= Records for the task =
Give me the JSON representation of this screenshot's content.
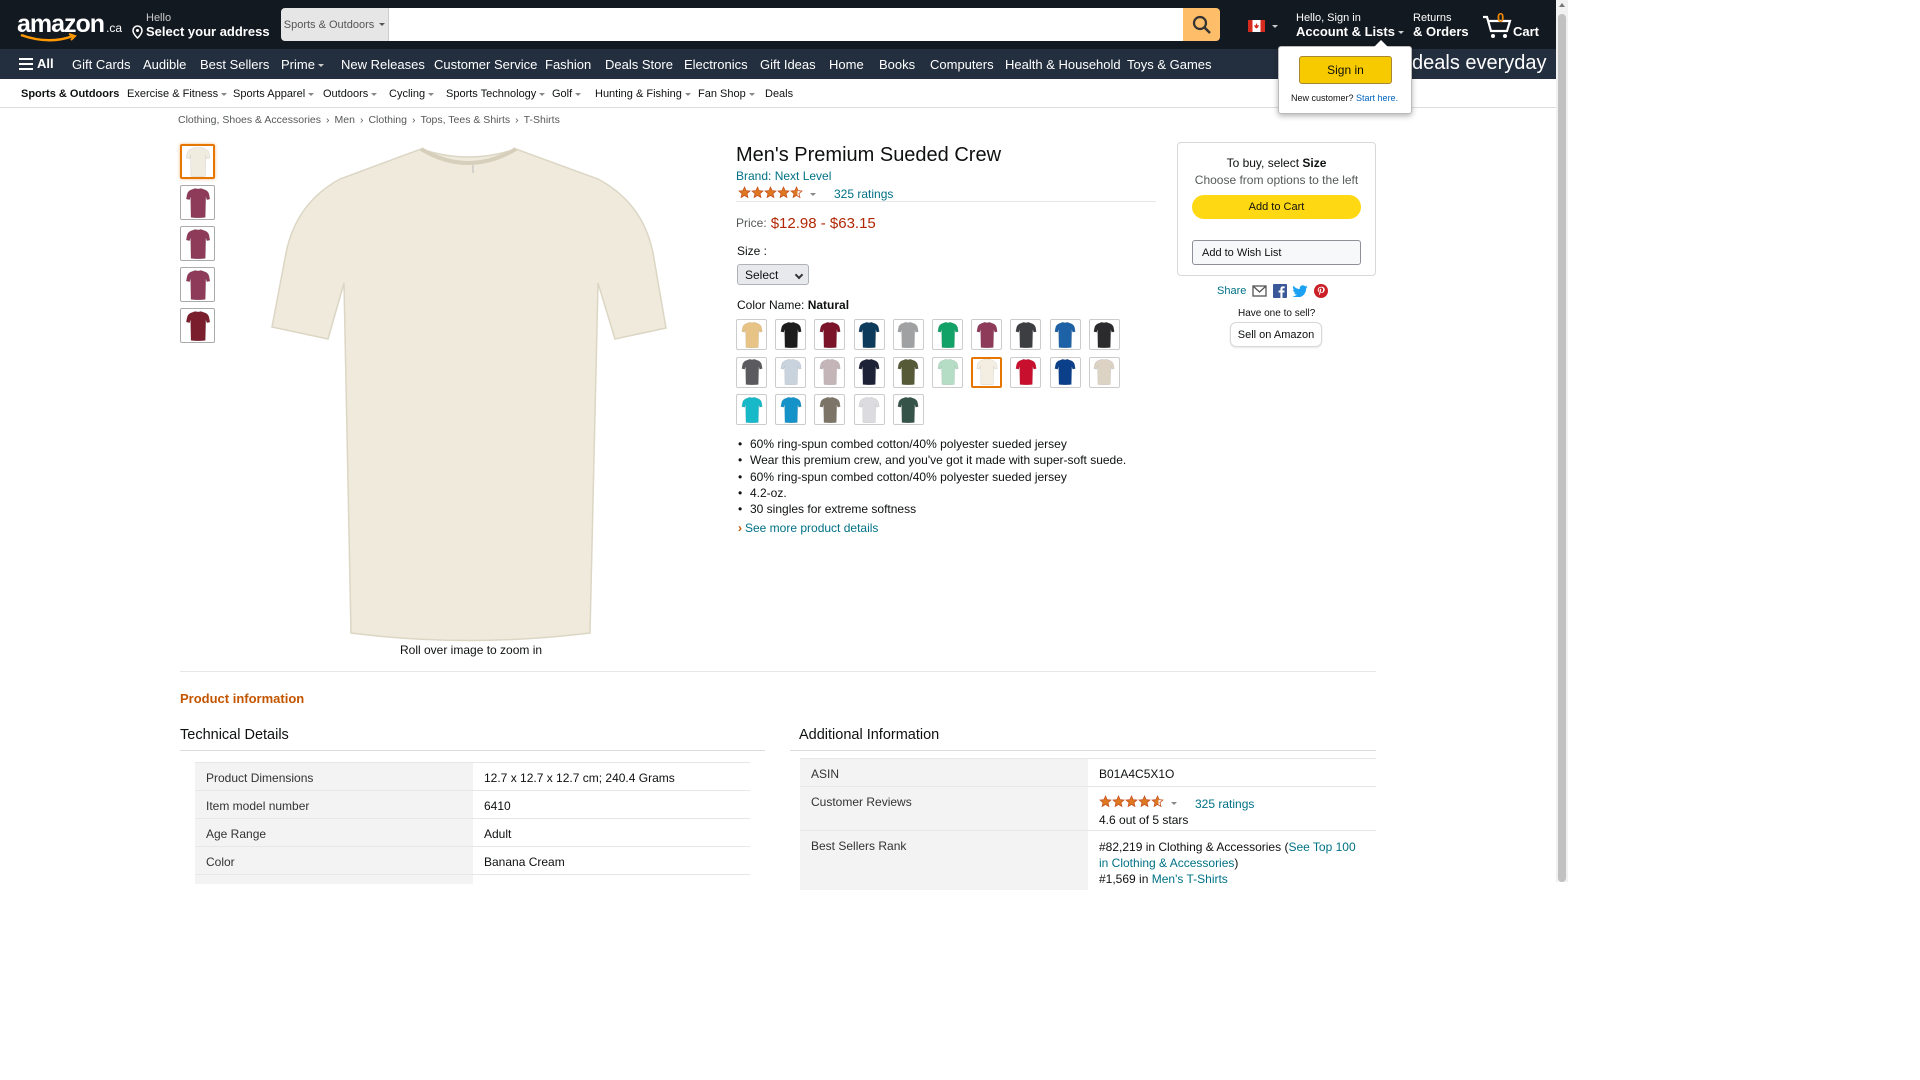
{
  "header": {
    "logo": "amazon",
    "logo_tld": ".ca",
    "address_line1": "Hello",
    "address_line2": "Select your address",
    "search_category": "Sports & Outdoors",
    "search_placeholder": "",
    "account_line1": "Hello, Sign in",
    "account_line2": "Account & Lists",
    "returns_line1": "Returns",
    "returns_line2": "& Orders",
    "cart_count": "0",
    "cart_label": "Cart"
  },
  "main_nav": {
    "all": "All",
    "items": [
      "Gift Cards",
      "Audible",
      "Best Sellers",
      "Prime",
      "New Releases",
      "Customer Service",
      "Fashion",
      "Deals Store",
      "Electronics",
      "Gift Ideas",
      "Home",
      "Books",
      "Computers",
      "Health & Household",
      "Toys & Games"
    ],
    "banner": "deals everyday"
  },
  "sub_nav": {
    "items": [
      "Sports & Outdoors",
      "Exercise & Fitness",
      "Sports Apparel",
      "Outdoors",
      "Cycling",
      "Sports Technology",
      "Golf",
      "Hunting & Fishing",
      "Fan Shop",
      "Deals"
    ]
  },
  "flyout": {
    "signin": "Sign in",
    "new_customer": "New customer?",
    "start_here": "Start here."
  },
  "breadcrumb": [
    "Clothing, Shoes & Accessories",
    "Men",
    "Clothing",
    "Tops, Tees & Shirts",
    "T-Shirts"
  ],
  "product": {
    "title": "Men's Premium Sueded Crew",
    "brand": "Brand: Next Level",
    "rating": 4.6,
    "ratings_count": "325 ratings",
    "price_label": "Price:",
    "price": "$12.98 - $63.15",
    "size_label": "Size :",
    "size_value": "Select",
    "color_label": "Color Name:",
    "color_value": "Natural",
    "zoom_hint": "Roll over image to zoom in",
    "bullets": [
      "60% ring-spun combed cotton/40% polyester sueded jersey",
      "Wear this premium crew, and you've got it made with super-soft suede.",
      "60% ring-spun combed cotton/40% polyester sueded jersey",
      "4.2-oz.",
      "30 singles for extreme softness"
    ],
    "see_more": "See more product details",
    "thumb_colors": [
      "#f1ece0",
      "#8e3a59",
      "#8e3a59",
      "#8e3a59",
      "#7a1e2e"
    ],
    "main_color": "#efeadc",
    "swatches": [
      "#e7c485",
      "#1c1c1c",
      "#7b1428",
      "#0d3b5c",
      "#9fa1a3",
      "#12a267",
      "#8e3a59",
      "#3d3e42",
      "#1d62a6",
      "#2b2b2e",
      "#5b5b5f",
      "#c8d3de",
      "#c4b5b9",
      "#1e2237",
      "#565a36",
      "#b5dcc5",
      "#f3eee1",
      "#c8102e",
      "#0b3f8a",
      "#ddd3c5",
      "#17b9c9",
      "#1592c8",
      "#7c7466",
      "#dcdbe0",
      "#36534a"
    ],
    "selected_swatch": 16
  },
  "buybox": {
    "line1_pre": "To buy, select ",
    "line1_bold": "Size",
    "line2": "Choose from options to the left",
    "add_to_cart": "Add to Cart",
    "add_to_wishlist": "Add to Wish List",
    "share": "Share",
    "have_one": "Have one to sell?",
    "sell_on_amazon": "Sell on Amazon"
  },
  "product_info": {
    "heading": "Product information",
    "technical_title": "Technical Details",
    "technical": [
      {
        "k": "Product Dimensions",
        "v": "12.7 x 12.7 x 12.7 cm; 240.4 Grams"
      },
      {
        "k": "Item model number",
        "v": "6410"
      },
      {
        "k": "Age Range",
        "v": "Adult"
      },
      {
        "k": "Color",
        "v": "Banana Cream"
      }
    ],
    "additional_title": "Additional Information",
    "asin_label": "ASIN",
    "asin": "B01A4C5X1O",
    "reviews_label": "Customer Reviews",
    "reviews_count": "325 ratings",
    "reviews_text": "4.6 out of 5 stars",
    "rank_label": "Best Sellers Rank",
    "rank_1_pre": "#82,219 in Clothing & Accessories (",
    "rank_1_link": "See Top 100 in Clothing & Accessories",
    "rank_1_post": ")",
    "rank_2_pre": "#1,569 in ",
    "rank_2_link": "Men's T-Shirts"
  },
  "colors": {
    "nav_dark": "#131921",
    "nav_mid": "#232f3e",
    "accent": "#febd69",
    "price": "#b12704",
    "link": "#007185",
    "star": "#de7921",
    "cart_button": "#ffd814"
  }
}
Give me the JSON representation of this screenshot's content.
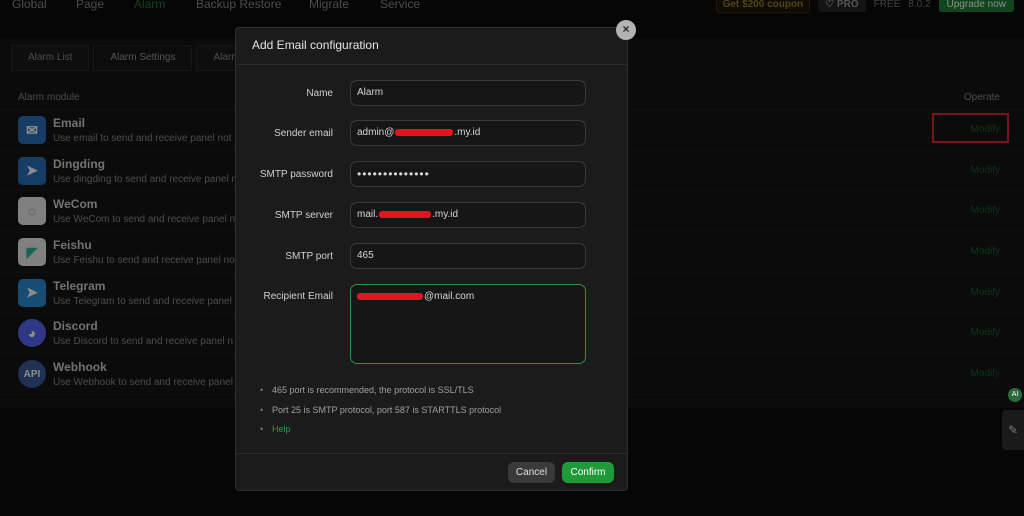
{
  "topnav": {
    "items": [
      "Global",
      "Page",
      "Alarm",
      "Backup Restore",
      "Migrate",
      "Service"
    ],
    "active": "Alarm",
    "coupon": "Get $200 coupon",
    "pro": "PRO",
    "free": "FREE",
    "version": "8.0.2",
    "upgrade": "Upgrade now"
  },
  "tabs": [
    "Alarm List",
    "Alarm Settings",
    "Alarm"
  ],
  "table": {
    "col_module": "Alarm module",
    "col_operate": "Operate",
    "rows": [
      {
        "name": "Email",
        "desc": "Use email to send and receive panel not",
        "op": "Modify",
        "icon": "mail-icon",
        "color": "#2d6fb6"
      },
      {
        "name": "Dingding",
        "desc": "Use dingding to send and receive panel n",
        "op": "Modify",
        "icon": "dingding-icon",
        "color": "#2a6fb8"
      },
      {
        "name": "WeCom",
        "desc": "Use WeCom to send and receive panel n",
        "op": "Modify",
        "icon": "wecom-icon",
        "color": "#e9e9e9"
      },
      {
        "name": "Feishu",
        "desc": "Use Feishu to send and receive panel no",
        "op": "Modify",
        "icon": "feishu-icon",
        "color": "#e9e9e9"
      },
      {
        "name": "Telegram",
        "desc": "Use Telegram to send and receive panel",
        "op": "Modify",
        "icon": "telegram-icon",
        "color": "#2b8ad3"
      },
      {
        "name": "Discord",
        "desc": "Use Discord to send and receive panel n",
        "op": "Modify",
        "icon": "discord-icon",
        "color": "#5865f2"
      },
      {
        "name": "Webhook",
        "desc": "Use Webhook to send and receive panel",
        "op": "Modify",
        "icon": "api-icon",
        "color": "#3d5a9a",
        "icon_text": "API"
      }
    ]
  },
  "side": {
    "ai": "AI"
  },
  "modal": {
    "title": "Add Email configuration",
    "fields": {
      "name": {
        "label": "Name",
        "value": "Alarm"
      },
      "sender": {
        "label": "Sender email",
        "value_prefix": "admin@",
        "value_suffix": ".my.id"
      },
      "password": {
        "label": "SMTP password",
        "value": "••••••••••••••"
      },
      "server": {
        "label": "SMTP server",
        "value_prefix": "mail.",
        "value_suffix": ".my.id"
      },
      "port": {
        "label": "SMTP port",
        "value": "465"
      },
      "recipient": {
        "label": "Recipient Email",
        "value_suffix": "@mail.com"
      }
    },
    "hints": [
      "465 port is recommended, the protocol is SSL/TLS",
      "Port 25 is SMTP protocol, port 587 is STARTTLS protocol"
    ],
    "help": "Help",
    "cancel": "Cancel",
    "confirm": "Confirm"
  }
}
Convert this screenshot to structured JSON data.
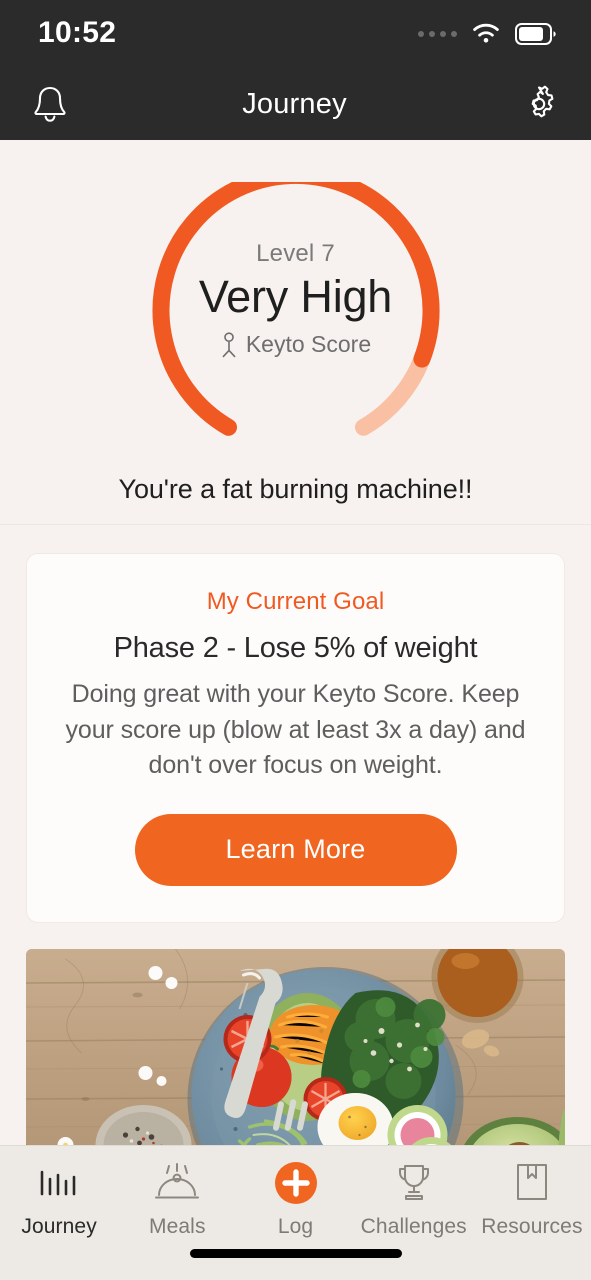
{
  "statusbar": {
    "time": "10:52",
    "signal_icon": "signal-dots-icon",
    "wifi_icon": "wifi-icon",
    "battery_icon": "battery-icon",
    "battery_level_percent": 75
  },
  "navbar": {
    "title": "Journey",
    "left_icon": "bell-icon",
    "right_icon": "gear-icon"
  },
  "hero": {
    "gauge": {
      "level_label": "Level 7",
      "value_label": "Very High",
      "score_label": "Keyto Score",
      "score_icon": "person-icon",
      "progress_percent": 87,
      "fill_color": "#F05A22",
      "track_color": "#FAC0A3"
    },
    "message": "You're a fat burning machine!!"
  },
  "goal_card": {
    "kicker": "My Current Goal",
    "kicker_color": "#F05A22",
    "title": "Phase 2 - Lose 5% of weight",
    "body": "Doing great with your Keyto Score. Keep your score up (blow at least 3x a day) and don't over focus on weight.",
    "button_label": "Learn More",
    "button_color": "#F0651F"
  },
  "photo_card": {
    "alt": "Blue ceramic bowl with kale salad, boiled eggs, tomatoes, radish and avocado on a rustic wooden table"
  },
  "tabbar": {
    "active_index": 0,
    "accent_color": "#F0651F",
    "items": [
      {
        "label": "Journey",
        "icon": "bar-chart-icon"
      },
      {
        "label": "Meals",
        "icon": "cloche-icon"
      },
      {
        "label": "Log",
        "icon": "plus-circle-icon"
      },
      {
        "label": "Challenges",
        "icon": "trophy-icon"
      },
      {
        "label": "Resources",
        "icon": "bookmark-book-icon"
      }
    ]
  }
}
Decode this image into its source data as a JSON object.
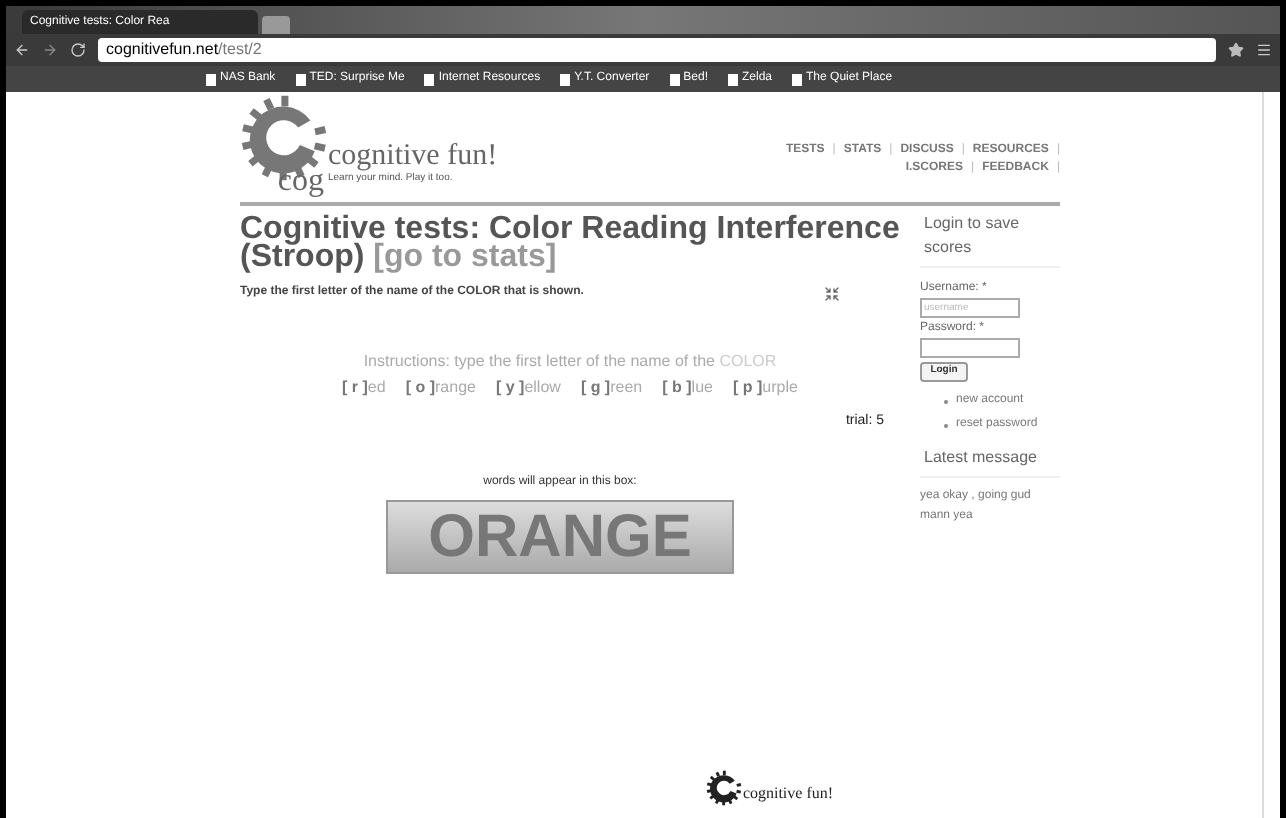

= Exercise aim =
Pick out the lines containing the string "Outdoors".

= Solution to this exercise =
    "search_category": "Sports & Outdoors",
      "Sports & Outdoors",
      "Outdoors",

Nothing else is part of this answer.